■ Task objective ■
Filter the records below and copy every line containing the word "toevoegen".
━━ Extracted records
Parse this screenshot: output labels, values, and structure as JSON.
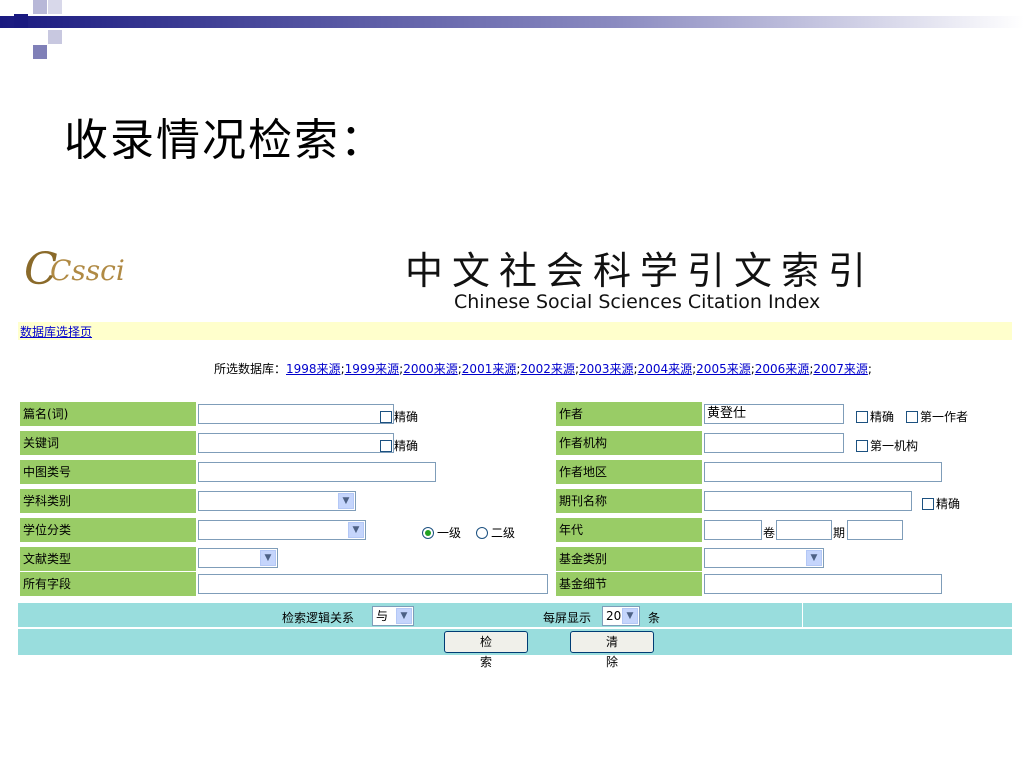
{
  "slide_title": "收录情况检索：",
  "logo_text": "Cssci",
  "header": {
    "chinese_title": "中文社会科学引文索引",
    "english_title": "Chinese Social Sciences Citation Index"
  },
  "nav_link": "数据库选择页",
  "db_prefix": "所选数据库：",
  "db_sources": [
    "1998来源",
    "1999来源",
    "2000来源",
    "2001来源",
    "2002来源",
    "2003来源",
    "2004来源",
    "2005来源",
    "2006来源",
    "2007来源"
  ],
  "left_fields": {
    "title_words": "篇名(词)",
    "keywords": "关键词",
    "clc_number": "中图类号",
    "subject_category": "学科类别",
    "degree_category": "学位分类",
    "doc_type": "文献类型",
    "all_fields": "所有字段"
  },
  "right_fields": {
    "author": "作者",
    "author_org": "作者机构",
    "author_region": "作者地区",
    "journal_name": "期刊名称",
    "year": "年代",
    "fund_category": "基金类别",
    "fund_detail": "基金细节"
  },
  "author_value": "黄登仕",
  "checkbox_exact": "精确",
  "checkbox_first_author": "第一作者",
  "checkbox_first_org": "第一机构",
  "radio_level1": "一级",
  "radio_level2": "二级",
  "volume_label": "卷",
  "issue_label": "期",
  "logic_label": "检索逻辑关系",
  "logic_value": "与",
  "per_page_label": "每屏显示",
  "per_page_value": "20",
  "per_page_unit": "条",
  "search_button": "检 索",
  "clear_button": "清 除"
}
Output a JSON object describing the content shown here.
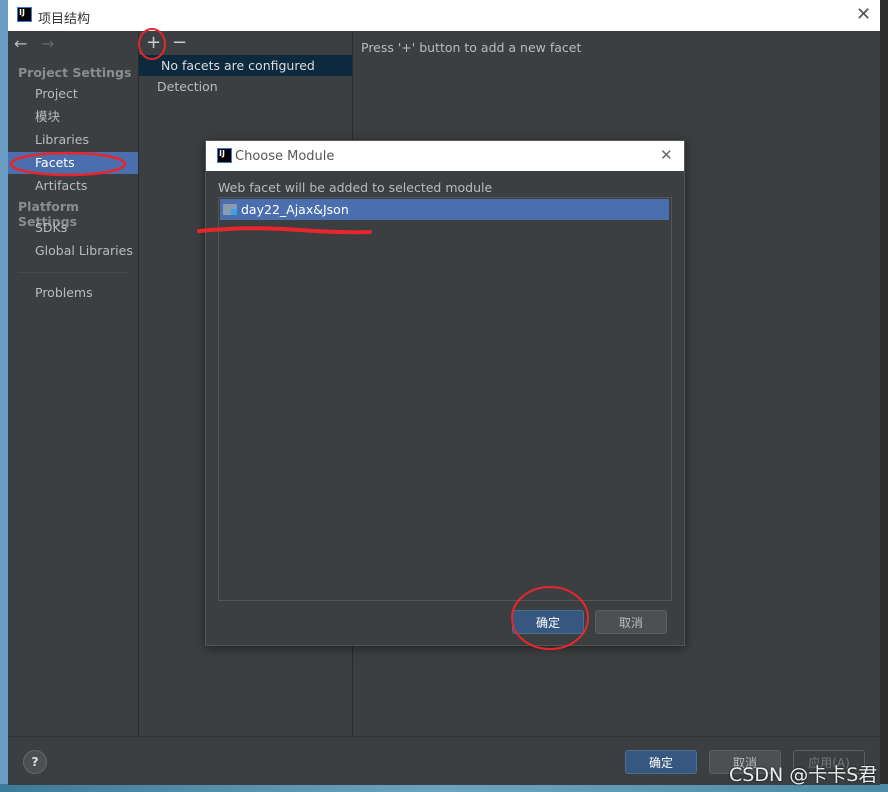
{
  "window": {
    "title": "项目结构"
  },
  "sidebar": {
    "nav_back": "←",
    "nav_forward": "→",
    "project_settings_header": "Project Settings",
    "items": [
      {
        "label": "Project"
      },
      {
        "label": "模块"
      },
      {
        "label": "Libraries"
      },
      {
        "label": "Facets",
        "selected": true
      },
      {
        "label": "Artifacts"
      }
    ],
    "platform_settings_header": "Platform Settings",
    "platform_items": [
      {
        "label": "SDKs"
      },
      {
        "label": "Global Libraries"
      }
    ],
    "problems": "Problems"
  },
  "middle": {
    "add": "+",
    "remove": "−",
    "no_facets": "No facets are configured",
    "detection": "Detection"
  },
  "right": {
    "hint": "Press '+' button to add a new facet"
  },
  "dialog": {
    "title": "Choose Module",
    "prompt": "Web facet will be added to selected module",
    "modules": [
      {
        "label": "day22_Ajax&Json",
        "selected": true
      }
    ],
    "ok": "确定",
    "cancel": "取消"
  },
  "footer": {
    "help": "?",
    "ok": "确定",
    "cancel": "取消",
    "apply": "应用(A)"
  },
  "watermark": "CSDN @卡卡S君",
  "colors": {
    "selection": "#4b6eaf",
    "default_button": "#365880",
    "annotation": "#e8262b"
  }
}
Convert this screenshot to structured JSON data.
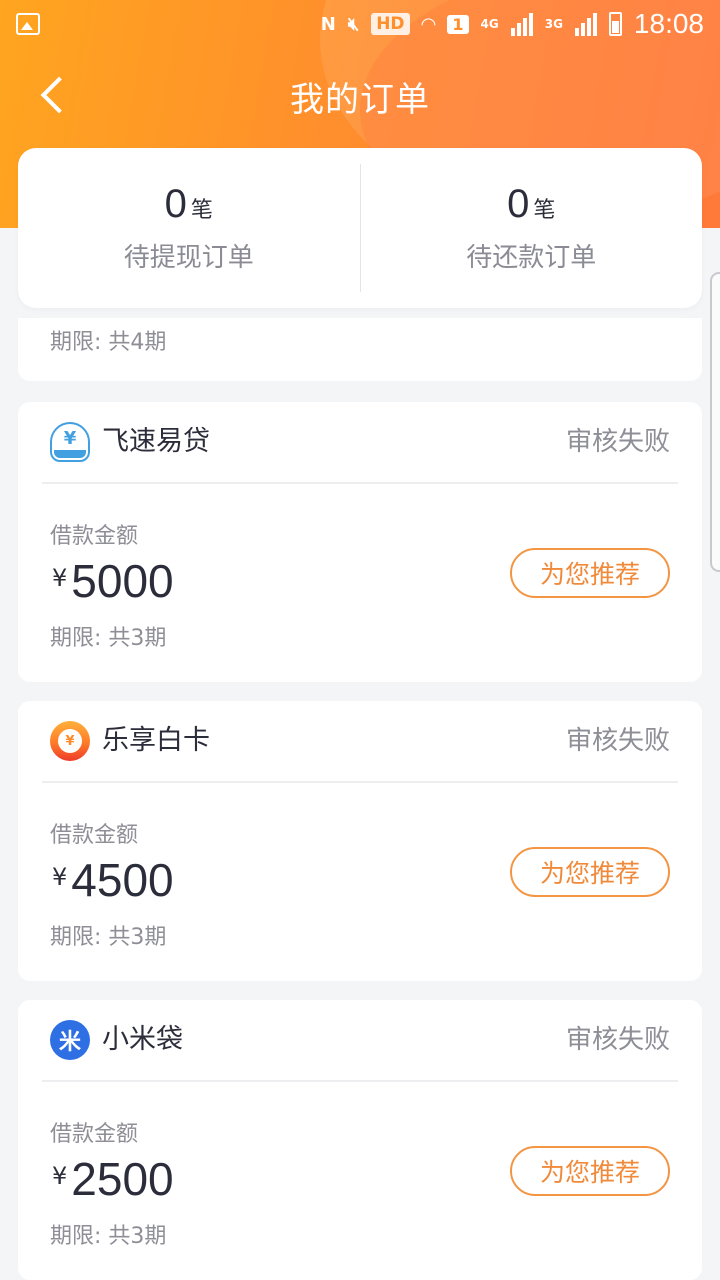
{
  "status_bar": {
    "hd": "HD",
    "sim": "1",
    "net1": "4G",
    "net2": "3G",
    "time": "18:08"
  },
  "nav": {
    "title": "我的订单",
    "back_icon": "chevron-left-icon"
  },
  "summary": {
    "pending_withdraw": {
      "count": "0",
      "unit": "笔",
      "label": "待提现订单"
    },
    "pending_repay": {
      "count": "0",
      "unit": "笔",
      "label": "待还款订单"
    }
  },
  "partial_card": {
    "term": "期限: 共4期"
  },
  "orders": [
    {
      "logo_text": "¥",
      "name": "飞速易贷",
      "status": "审核失败",
      "amount_label": "借款金额",
      "currency": "¥",
      "amount": "5000",
      "term": "期限: 共3期",
      "button": "为您推荐"
    },
    {
      "logo_text": "¥",
      "name": "乐享白卡",
      "status": "审核失败",
      "amount_label": "借款金额",
      "currency": "¥",
      "amount": "4500",
      "term": "期限: 共3期",
      "button": "为您推荐"
    },
    {
      "logo_text": "米",
      "name": "小米袋",
      "status": "审核失败",
      "amount_label": "借款金额",
      "currency": "¥",
      "amount": "2500",
      "term": "期限: 共3期",
      "button": "为您推荐"
    }
  ],
  "colors": {
    "header_start": "#ffa51f",
    "header_end": "#ff7a38",
    "accent": "#f08a3a",
    "text_primary": "#2c2d3a",
    "text_secondary": "#8e8e97"
  }
}
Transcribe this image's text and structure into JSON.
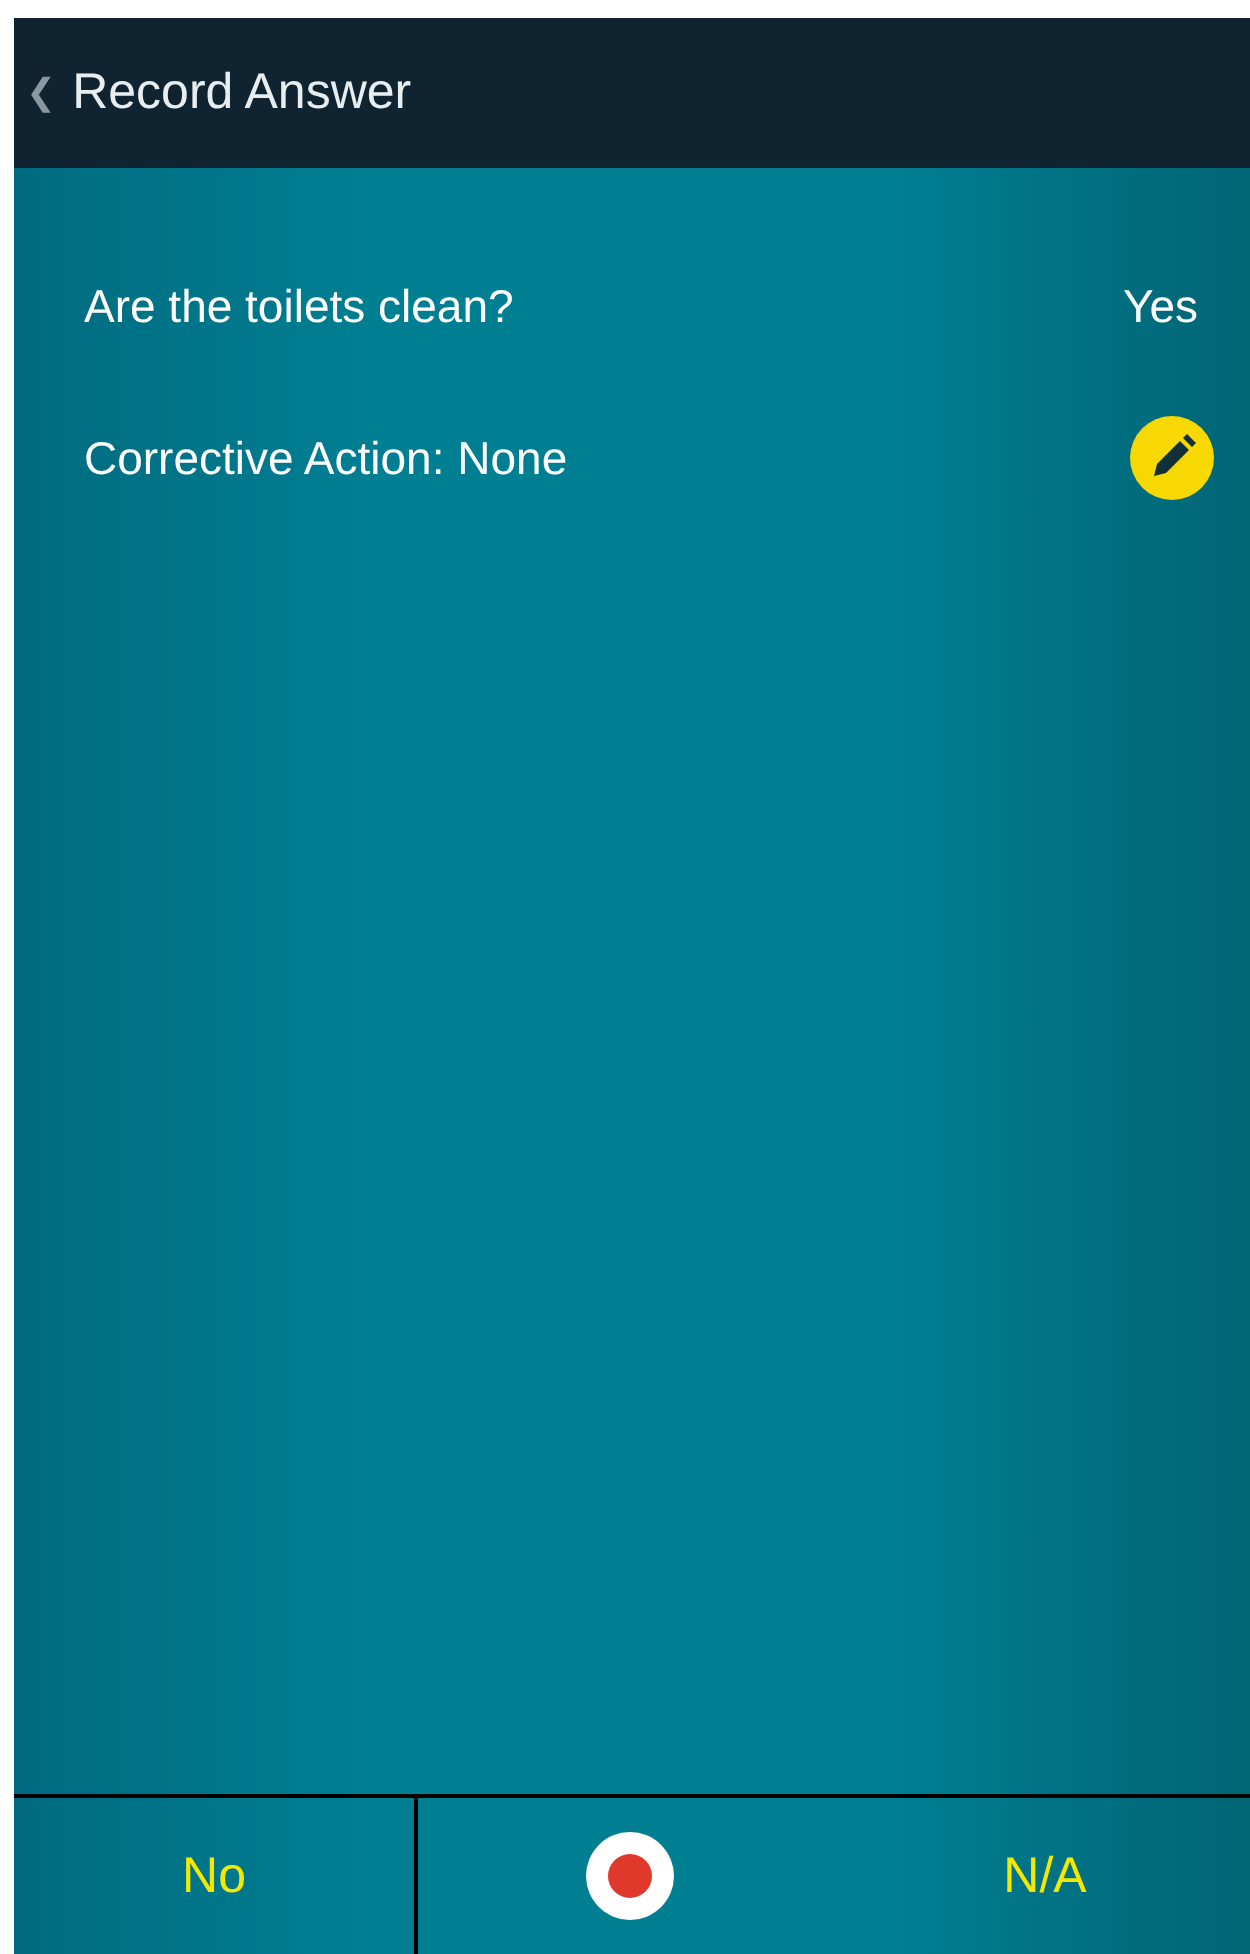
{
  "header": {
    "back_icon": "❮",
    "title": "Record Answer"
  },
  "rows": [
    {
      "kind": "answer",
      "label": "Are the toilets clean?",
      "value": "Yes"
    },
    {
      "kind": "edit",
      "label": "Corrective Action: None"
    }
  ],
  "bottom_bar": [
    {
      "kind": "text",
      "label": "No"
    },
    {
      "kind": "record"
    },
    {
      "kind": "text",
      "label": "N/A"
    }
  ]
}
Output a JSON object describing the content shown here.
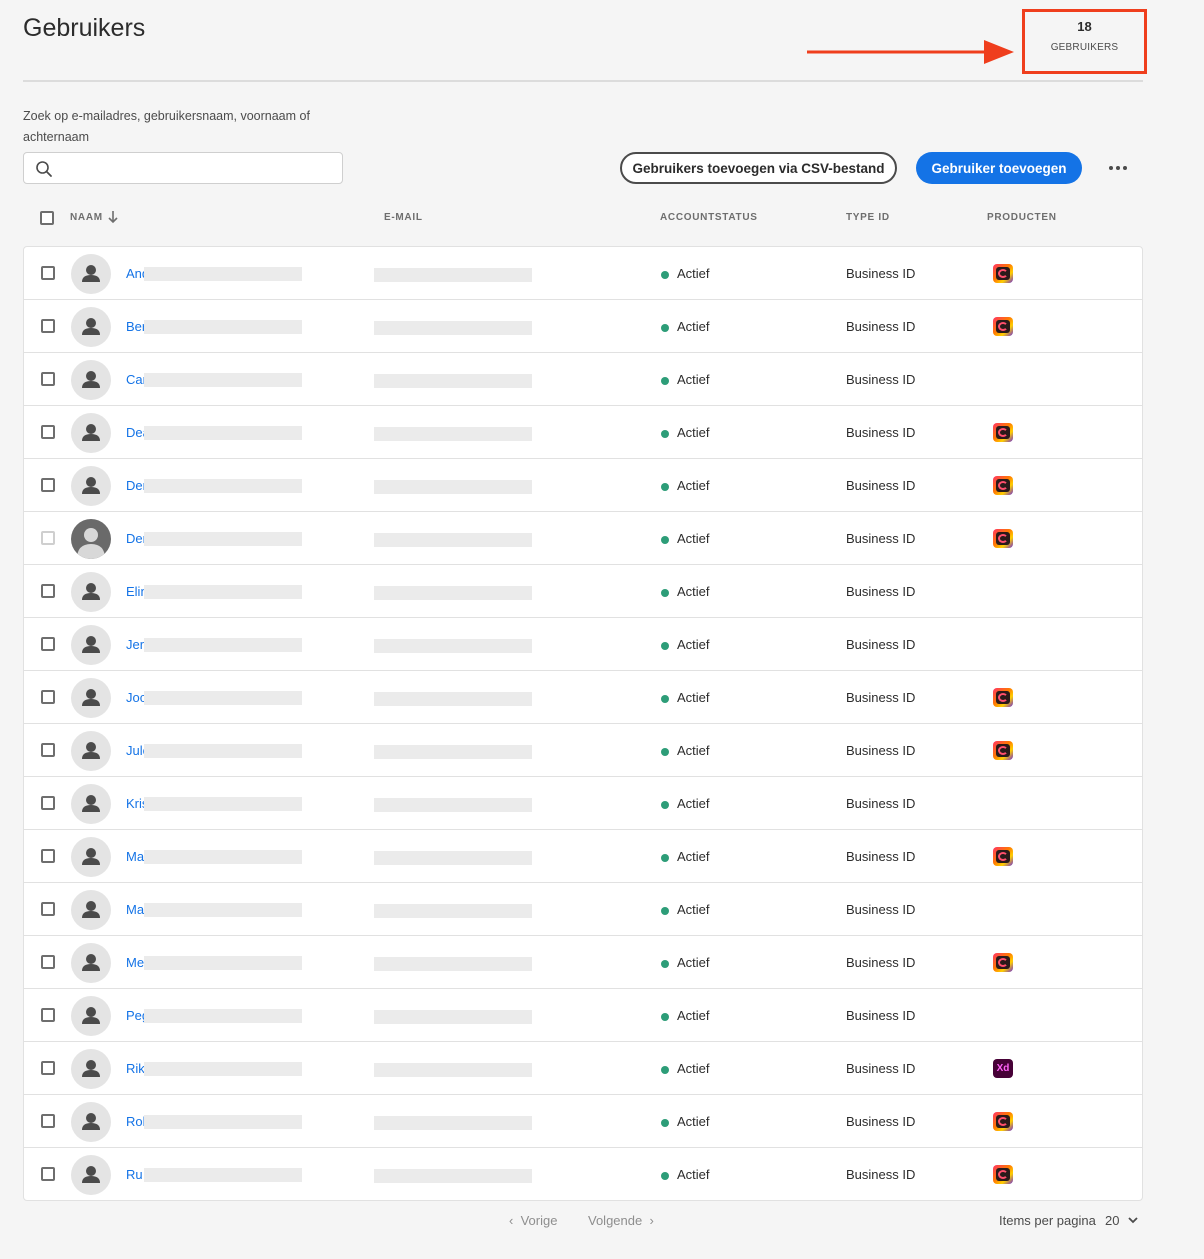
{
  "page": {
    "title": "Gebruikers",
    "count_value": "18",
    "count_label": "GEBRUIKERS"
  },
  "search": {
    "label": "Zoek op e-mailadres, gebruikersnaam, voornaam of achternaam",
    "placeholder": "",
    "value": ""
  },
  "toolbar": {
    "csv_button": "Gebruikers toevoegen via CSV-bestand",
    "add_button": "Gebruiker toevoegen"
  },
  "table": {
    "headers": {
      "name": "NAAM",
      "email": "E-MAIL",
      "status": "ACCOUNTSTATUS",
      "type": "TYPE ID",
      "products": "PRODUCTEN"
    },
    "rows": [
      {
        "name": "And",
        "status": "Actief",
        "type": "Business ID",
        "product": "cc-icon"
      },
      {
        "name": "Ber",
        "status": "Actief",
        "type": "Business ID",
        "product": "cc-icon"
      },
      {
        "name": "Car",
        "status": "Actief",
        "type": "Business ID",
        "product": ""
      },
      {
        "name": "Dea",
        "status": "Actief",
        "type": "Business ID",
        "product": "cc-icon"
      },
      {
        "name": "Der",
        "status": "Actief",
        "type": "Business ID",
        "product": "cc-icon"
      },
      {
        "name": "Der",
        "status": "Actief",
        "type": "Business ID",
        "product": "cc-icon",
        "photo": true,
        "disabled": true
      },
      {
        "name": "Elin",
        "status": "Actief",
        "type": "Business ID",
        "product": ""
      },
      {
        "name": "Jero",
        "status": "Actief",
        "type": "Business ID",
        "product": ""
      },
      {
        "name": "Joc",
        "status": "Actief",
        "type": "Business ID",
        "product": "cc-icon"
      },
      {
        "name": "Jule",
        "status": "Actief",
        "type": "Business ID",
        "product": "cc-icon"
      },
      {
        "name": "Kris",
        "status": "Actief",
        "type": "Business ID",
        "product": ""
      },
      {
        "name": "Ma",
        "status": "Actief",
        "type": "Business ID",
        "product": "cc-icon"
      },
      {
        "name": "Ma",
        "status": "Actief",
        "type": "Business ID",
        "product": ""
      },
      {
        "name": "Me",
        "status": "Actief",
        "type": "Business ID",
        "product": "cc-icon"
      },
      {
        "name": "Peg",
        "status": "Actief",
        "type": "Business ID",
        "product": ""
      },
      {
        "name": "Rik",
        "status": "Actief",
        "type": "Business ID",
        "product": "xd-icon",
        "product_text": "Xd"
      },
      {
        "name": "Rol",
        "status": "Actief",
        "type": "Business ID",
        "product": "cc-icon"
      },
      {
        "name": "Ru",
        "status": "Actief",
        "type": "Business ID",
        "product": "cc-icon"
      }
    ]
  },
  "pagination": {
    "prev": "Vorige",
    "next": "Volgende",
    "per_page_label": "Items per pagina",
    "per_page_value": "20"
  },
  "colors": {
    "accent": "#1473e6",
    "status_active": "#2d9d78",
    "highlight": "#ef3e1d"
  },
  "icons": [
    "search-icon",
    "sort-down-icon",
    "more-icon",
    "user-icon",
    "cc-icon",
    "xd-icon",
    "chevron-left-icon",
    "chevron-right-icon",
    "chevron-down-icon",
    "arrow-icon"
  ]
}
━━━━
■ Output for this task ■
    "csv_button": "Gebruikers toevoegen via CSV-bestand",
    "add_button": "Gebruiker toevoegen"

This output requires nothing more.